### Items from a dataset
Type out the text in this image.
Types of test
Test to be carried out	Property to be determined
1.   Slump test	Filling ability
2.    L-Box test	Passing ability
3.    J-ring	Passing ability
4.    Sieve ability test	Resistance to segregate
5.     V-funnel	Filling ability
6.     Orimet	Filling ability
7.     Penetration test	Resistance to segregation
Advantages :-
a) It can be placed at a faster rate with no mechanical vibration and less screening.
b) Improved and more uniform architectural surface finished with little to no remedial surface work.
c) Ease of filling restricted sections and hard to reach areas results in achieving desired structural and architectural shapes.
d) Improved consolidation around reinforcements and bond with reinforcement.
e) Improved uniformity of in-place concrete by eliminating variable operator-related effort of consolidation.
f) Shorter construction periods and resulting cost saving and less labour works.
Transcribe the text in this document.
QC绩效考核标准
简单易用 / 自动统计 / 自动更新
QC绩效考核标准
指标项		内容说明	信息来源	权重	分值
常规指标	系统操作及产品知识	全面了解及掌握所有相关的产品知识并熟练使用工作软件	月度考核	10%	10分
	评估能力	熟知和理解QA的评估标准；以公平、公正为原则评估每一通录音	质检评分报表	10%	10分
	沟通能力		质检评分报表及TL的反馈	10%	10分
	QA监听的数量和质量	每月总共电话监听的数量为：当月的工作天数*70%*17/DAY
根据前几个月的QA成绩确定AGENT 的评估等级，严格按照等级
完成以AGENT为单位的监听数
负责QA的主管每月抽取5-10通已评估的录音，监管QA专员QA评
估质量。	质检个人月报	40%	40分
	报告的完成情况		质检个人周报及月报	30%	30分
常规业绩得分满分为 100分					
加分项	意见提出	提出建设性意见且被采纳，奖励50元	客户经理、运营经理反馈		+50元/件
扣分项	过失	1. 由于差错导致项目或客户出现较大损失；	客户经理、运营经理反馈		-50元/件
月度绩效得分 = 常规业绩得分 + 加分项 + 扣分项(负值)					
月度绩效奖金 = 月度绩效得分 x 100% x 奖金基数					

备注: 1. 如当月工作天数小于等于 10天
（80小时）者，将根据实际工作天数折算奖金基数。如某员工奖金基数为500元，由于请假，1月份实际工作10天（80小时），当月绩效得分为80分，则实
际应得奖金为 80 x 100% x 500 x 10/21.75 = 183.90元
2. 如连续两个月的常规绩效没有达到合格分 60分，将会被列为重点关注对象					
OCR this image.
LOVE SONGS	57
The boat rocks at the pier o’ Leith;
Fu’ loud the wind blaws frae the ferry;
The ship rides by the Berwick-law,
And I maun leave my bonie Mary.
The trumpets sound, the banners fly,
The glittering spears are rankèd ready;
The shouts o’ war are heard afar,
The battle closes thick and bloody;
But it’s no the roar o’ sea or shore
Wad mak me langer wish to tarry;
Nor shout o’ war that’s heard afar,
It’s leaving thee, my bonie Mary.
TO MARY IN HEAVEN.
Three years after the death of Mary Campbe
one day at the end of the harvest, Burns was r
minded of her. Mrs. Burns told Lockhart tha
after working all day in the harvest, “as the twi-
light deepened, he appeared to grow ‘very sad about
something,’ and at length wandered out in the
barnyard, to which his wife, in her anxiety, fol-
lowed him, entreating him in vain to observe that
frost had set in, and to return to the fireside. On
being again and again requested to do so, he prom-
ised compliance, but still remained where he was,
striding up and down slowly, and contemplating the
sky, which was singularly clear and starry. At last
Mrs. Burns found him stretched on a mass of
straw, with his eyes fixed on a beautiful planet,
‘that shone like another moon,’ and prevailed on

### PROBLEM STATEMENT
Tally the lines in the listing that hold "bonie" and report the number alone.

### TASK RESULT
2